═══ Source material ═══

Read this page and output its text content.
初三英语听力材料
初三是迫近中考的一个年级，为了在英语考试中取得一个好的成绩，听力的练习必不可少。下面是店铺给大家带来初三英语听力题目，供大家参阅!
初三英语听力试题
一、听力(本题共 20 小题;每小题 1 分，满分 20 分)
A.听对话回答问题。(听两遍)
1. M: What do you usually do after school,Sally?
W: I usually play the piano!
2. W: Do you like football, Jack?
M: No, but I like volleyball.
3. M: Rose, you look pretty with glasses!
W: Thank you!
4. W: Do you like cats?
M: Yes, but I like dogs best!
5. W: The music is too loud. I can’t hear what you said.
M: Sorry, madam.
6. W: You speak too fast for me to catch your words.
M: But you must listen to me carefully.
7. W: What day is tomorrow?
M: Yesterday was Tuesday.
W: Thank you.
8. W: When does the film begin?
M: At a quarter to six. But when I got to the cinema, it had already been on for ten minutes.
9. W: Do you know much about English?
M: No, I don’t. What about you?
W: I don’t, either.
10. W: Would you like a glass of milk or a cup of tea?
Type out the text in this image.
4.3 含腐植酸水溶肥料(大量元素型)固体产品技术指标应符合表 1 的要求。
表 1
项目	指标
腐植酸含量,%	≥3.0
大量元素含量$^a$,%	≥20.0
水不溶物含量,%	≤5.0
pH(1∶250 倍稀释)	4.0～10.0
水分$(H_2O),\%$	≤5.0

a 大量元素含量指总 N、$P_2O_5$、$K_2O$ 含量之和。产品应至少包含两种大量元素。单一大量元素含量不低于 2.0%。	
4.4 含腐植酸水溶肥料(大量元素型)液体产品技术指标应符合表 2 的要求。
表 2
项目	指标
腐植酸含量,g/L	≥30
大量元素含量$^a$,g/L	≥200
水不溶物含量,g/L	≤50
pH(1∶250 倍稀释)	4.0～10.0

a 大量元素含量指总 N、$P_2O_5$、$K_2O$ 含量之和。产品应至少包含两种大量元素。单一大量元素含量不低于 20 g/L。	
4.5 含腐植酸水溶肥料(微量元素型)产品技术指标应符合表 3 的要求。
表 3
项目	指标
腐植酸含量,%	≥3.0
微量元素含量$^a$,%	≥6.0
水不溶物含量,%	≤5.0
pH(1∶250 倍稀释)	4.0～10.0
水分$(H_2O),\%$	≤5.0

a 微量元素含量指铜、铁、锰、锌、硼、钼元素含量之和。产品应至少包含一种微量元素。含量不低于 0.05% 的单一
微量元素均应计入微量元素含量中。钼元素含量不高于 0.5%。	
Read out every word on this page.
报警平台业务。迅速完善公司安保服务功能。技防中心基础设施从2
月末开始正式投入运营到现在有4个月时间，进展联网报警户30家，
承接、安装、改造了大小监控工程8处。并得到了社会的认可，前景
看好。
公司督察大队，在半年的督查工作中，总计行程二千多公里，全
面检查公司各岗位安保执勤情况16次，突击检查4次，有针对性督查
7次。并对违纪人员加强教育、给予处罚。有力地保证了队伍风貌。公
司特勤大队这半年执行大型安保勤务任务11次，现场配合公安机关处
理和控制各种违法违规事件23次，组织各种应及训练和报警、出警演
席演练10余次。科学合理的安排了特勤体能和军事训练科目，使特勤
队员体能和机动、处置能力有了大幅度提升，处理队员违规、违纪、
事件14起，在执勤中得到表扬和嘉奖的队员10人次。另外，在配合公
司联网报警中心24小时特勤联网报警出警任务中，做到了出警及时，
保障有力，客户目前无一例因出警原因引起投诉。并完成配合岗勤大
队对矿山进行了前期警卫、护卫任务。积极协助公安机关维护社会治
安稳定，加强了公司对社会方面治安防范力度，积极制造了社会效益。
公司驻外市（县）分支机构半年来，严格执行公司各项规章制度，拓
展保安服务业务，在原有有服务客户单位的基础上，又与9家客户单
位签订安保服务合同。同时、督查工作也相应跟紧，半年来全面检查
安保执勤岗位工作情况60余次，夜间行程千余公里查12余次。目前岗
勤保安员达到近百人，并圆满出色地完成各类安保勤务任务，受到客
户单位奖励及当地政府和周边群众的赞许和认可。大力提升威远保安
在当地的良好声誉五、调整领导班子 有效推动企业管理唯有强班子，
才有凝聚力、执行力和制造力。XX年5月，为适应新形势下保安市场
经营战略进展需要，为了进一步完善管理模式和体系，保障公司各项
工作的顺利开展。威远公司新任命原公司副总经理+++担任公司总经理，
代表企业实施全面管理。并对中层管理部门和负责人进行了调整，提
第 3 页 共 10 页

═══

# What the exercise asks:
Look for lines containing the string "like" and copy them all.

# Problem solution:
2. W: Do you like football, Jack?
M: No, but I like volleyball.
4. W: Do you like cats?
M: Yes, but I like dogs best!
10. W: Would you like a glass of milk or a cup of tea?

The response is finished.